- What this task involves -
An exact copy of all the data is required, with pictures left out.

- Record list -
===

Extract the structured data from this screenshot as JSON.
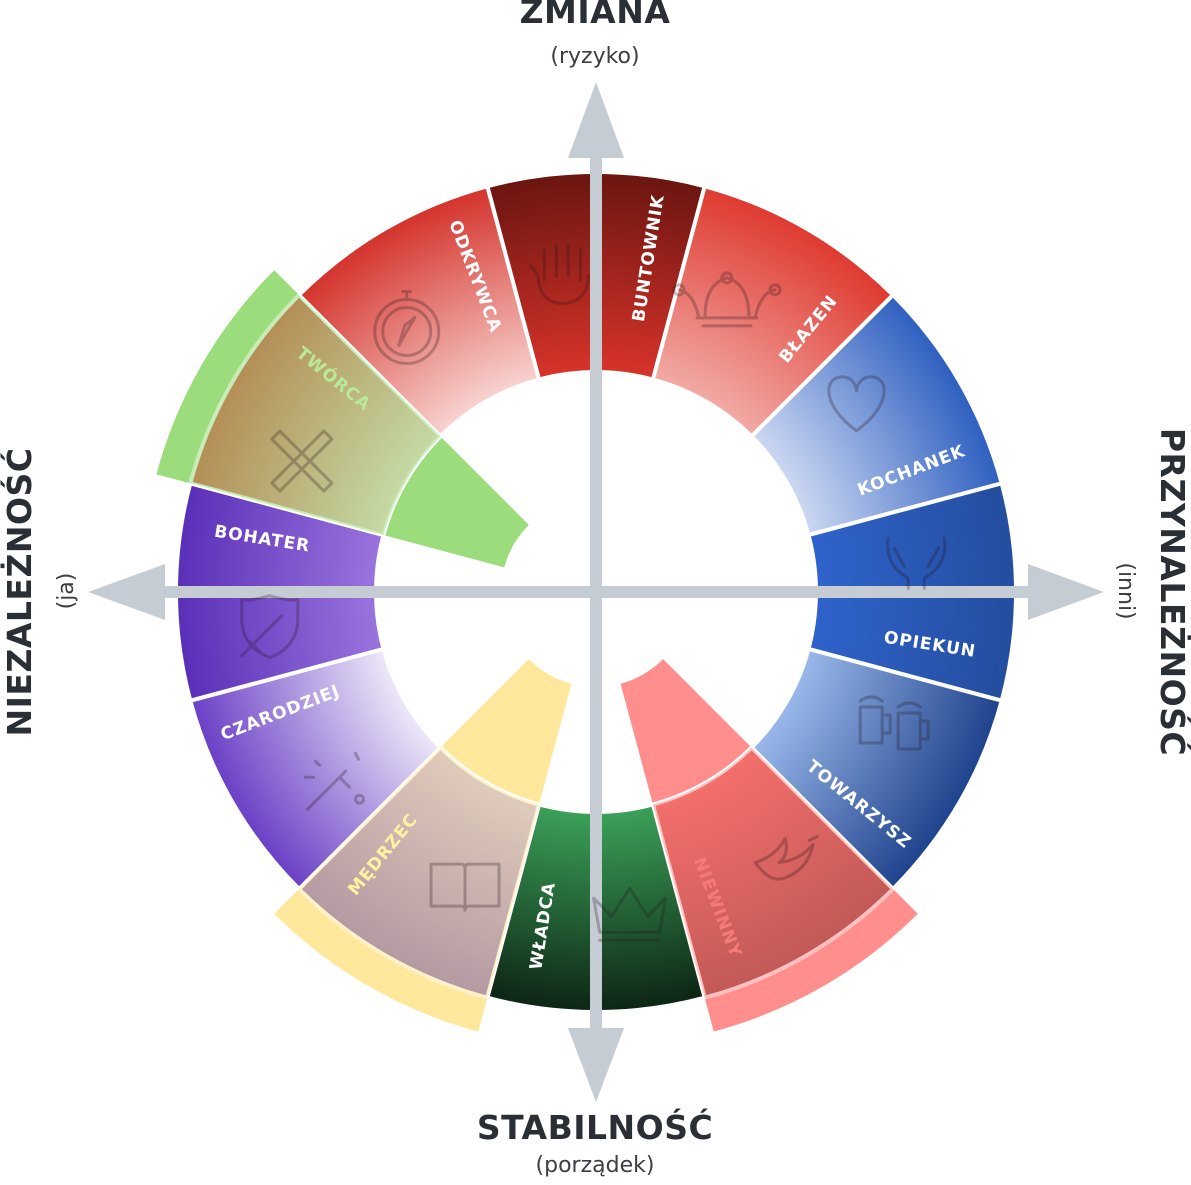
{
  "axes": {
    "top": {
      "title": "ZMIANA",
      "subtitle": "(ryzyko)"
    },
    "bottom": {
      "title": "STABILNOŚĆ",
      "subtitle": "(porządek)"
    },
    "left": {
      "title": "NIEZALEŻNOŚĆ",
      "subtitle": "(ja)"
    },
    "right": {
      "title": "PRZYNALEŻNOŚĆ",
      "subtitle": "(inni)"
    }
  },
  "segments": [
    {
      "id": "buntownik",
      "label": "BUNTOWNIK",
      "icon": "fist-icon",
      "angle": 90,
      "inner": "#d7332a",
      "outer": "#6a1510",
      "label_color": "#ffffff",
      "highlight": null
    },
    {
      "id": "blazen",
      "label": "BŁAZEN",
      "icon": "jester-hat-icon",
      "angle": 60,
      "inner": "#f2aaa5",
      "outer": "#de3a30",
      "label_color": "#ffffff",
      "highlight": null
    },
    {
      "id": "kochanek",
      "label": "KOCHANEK",
      "icon": "heart-icon",
      "angle": 30,
      "inner": "#ccd8f2",
      "outer": "#2e5fc0",
      "label_color": "#ffffff",
      "highlight": null
    },
    {
      "id": "opiekun",
      "label": "OPIEKUN",
      "icon": "caring-hands-icon",
      "angle": 0,
      "inner": "#2f63cc",
      "outer": "#244d9e",
      "label_color": "#ffffff",
      "highlight": null
    },
    {
      "id": "towarzysz",
      "label": "TOWARZYSZ",
      "icon": "beer-mugs-icon",
      "angle": -30,
      "inner": "#9ab8ea",
      "outer": "#1e428c",
      "label_color": "#ffffff",
      "highlight": null
    },
    {
      "id": "niewinny",
      "label": "NIEWINNY",
      "icon": "dove-icon",
      "angle": -60,
      "inner": "#e44a44",
      "outer": "#7a1b18",
      "label_color": "#f47b78",
      "highlight": "#ff8e8c"
    },
    {
      "id": "wladca",
      "label": "WŁADCA",
      "icon": "crown-icon",
      "angle": -90,
      "inner": "#3ba159",
      "outer": "#0d2414",
      "label_color": "#ffffff",
      "highlight": null
    },
    {
      "id": "medrzec",
      "label": "MĘDRZEC",
      "icon": "book-icon",
      "angle": -120,
      "inner": "#b9a9e0",
      "outer": "#5b3daa",
      "label_color": "#fff2a0",
      "highlight": "#ffe89c"
    },
    {
      "id": "czarodziej",
      "label": "CZARODZIEJ",
      "icon": "magic-wand-icon",
      "angle": -150,
      "inner": "#ede8f8",
      "outer": "#6a3fc6",
      "label_color": "#ffffff",
      "highlight": null
    },
    {
      "id": "bohater",
      "label": "BOHATER",
      "icon": "shield-sword-icon",
      "angle": 180,
      "inner": "#9a74dd",
      "outer": "#5a2fb8",
      "label_color": "#ffffff",
      "highlight": null
    },
    {
      "id": "tworca",
      "label": "TWÓRCA",
      "icon": "pencil-ruler-icon",
      "angle": 150,
      "inner": "#f7d6d4",
      "outer": "#d2302a",
      "label_color": "#b9e99a",
      "highlight": "#9bdc7c"
    },
    {
      "id": "odkrywca",
      "label": "ODKRYWCA",
      "icon": "compass-icon",
      "angle": 120,
      "inner": "#f8d3d0",
      "outer": "#d4322b",
      "label_color": "#ffffff",
      "highlight": null
    }
  ]
}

===

- Written response -
Extract the structured data from this screenshot as JSON.
{
  "axes": {
    "top": {
      "title": "ZMIANA",
      "subtitle": "(ryzyko)"
    },
    "bottom": {
      "title": "STABILNOŚĆ",
      "subtitle": "(porządek)"
    },
    "left": {
      "title": "NIEZALEŻNOŚĆ",
      "subtitle": "(ja)"
    },
    "right": {
      "title": "PRZYNALEŻNOŚĆ",
      "subtitle": "(inni)"
    }
  },
  "segments": [
    {
      "id": "buntownik",
      "label": "BUNTOWNIK",
      "icon": "fist-icon",
      "angle": 90,
      "inner": "#d7332a",
      "outer": "#6a1510",
      "label_color": "#ffffff",
      "highlight": null
    },
    {
      "id": "blazen",
      "label": "BŁAZEN",
      "icon": "jester-hat-icon",
      "angle": 60,
      "inner": "#f2aaa5",
      "outer": "#de3a30",
      "label_color": "#ffffff",
      "highlight": null
    },
    {
      "id": "kochanek",
      "label": "KOCHANEK",
      "icon": "heart-icon",
      "angle": 30,
      "inner": "#ccd8f2",
      "outer": "#2e5fc0",
      "label_color": "#ffffff",
      "highlight": null
    },
    {
      "id": "opiekun",
      "label": "OPIEKUN",
      "icon": "caring-hands-icon",
      "angle": 0,
      "inner": "#2f63cc",
      "outer": "#244d9e",
      "label_color": "#ffffff",
      "highlight": null
    },
    {
      "id": "towarzysz",
      "label": "TOWARZYSZ",
      "icon": "beer-mugs-icon",
      "angle": -30,
      "inner": "#9ab8ea",
      "outer": "#1e428c",
      "label_color": "#ffffff",
      "highlight": null
    },
    {
      "id": "niewinny",
      "label": "NIEWINNY",
      "icon": "dove-icon",
      "angle": -60,
      "inner": "#e44a44",
      "outer": "#7a1b18",
      "label_color": "#f47b78",
      "highlight": "#ff8e8c"
    },
    {
      "id": "wladca",
      "label": "WŁADCA",
      "icon": "crown-icon",
      "angle": -90,
      "inner": "#3ba159",
      "outer": "#0d2414",
      "label_color": "#ffffff",
      "highlight": null
    },
    {
      "id": "medrzec",
      "label": "MĘDRZEC",
      "icon": "book-icon",
      "angle": -120,
      "inner": "#b9a9e0",
      "outer": "#5b3daa",
      "label_color": "#fff2a0",
      "highlight": "#ffe89c"
    },
    {
      "id": "czarodziej",
      "label": "CZARODZIEJ",
      "icon": "magic-wand-icon",
      "angle": -150,
      "inner": "#ede8f8",
      "outer": "#6a3fc6",
      "label_color": "#ffffff",
      "highlight": null
    },
    {
      "id": "bohater",
      "label": "BOHATER",
      "icon": "shield-sword-icon",
      "angle": 180,
      "inner": "#9a74dd",
      "outer": "#5a2fb8",
      "label_color": "#ffffff",
      "highlight": null
    },
    {
      "id": "tworca",
      "label": "TWÓRCA",
      "icon": "pencil-ruler-icon",
      "angle": 150,
      "inner": "#f7d6d4",
      "outer": "#d2302a",
      "label_color": "#b9e99a",
      "highlight": "#9bdc7c"
    },
    {
      "id": "odkrywca",
      "label": "ODKRYWCA",
      "icon": "compass-icon",
      "angle": 120,
      "inner": "#f8d3d0",
      "outer": "#d4322b",
      "label_color": "#ffffff",
      "highlight": null
    }
  ]
}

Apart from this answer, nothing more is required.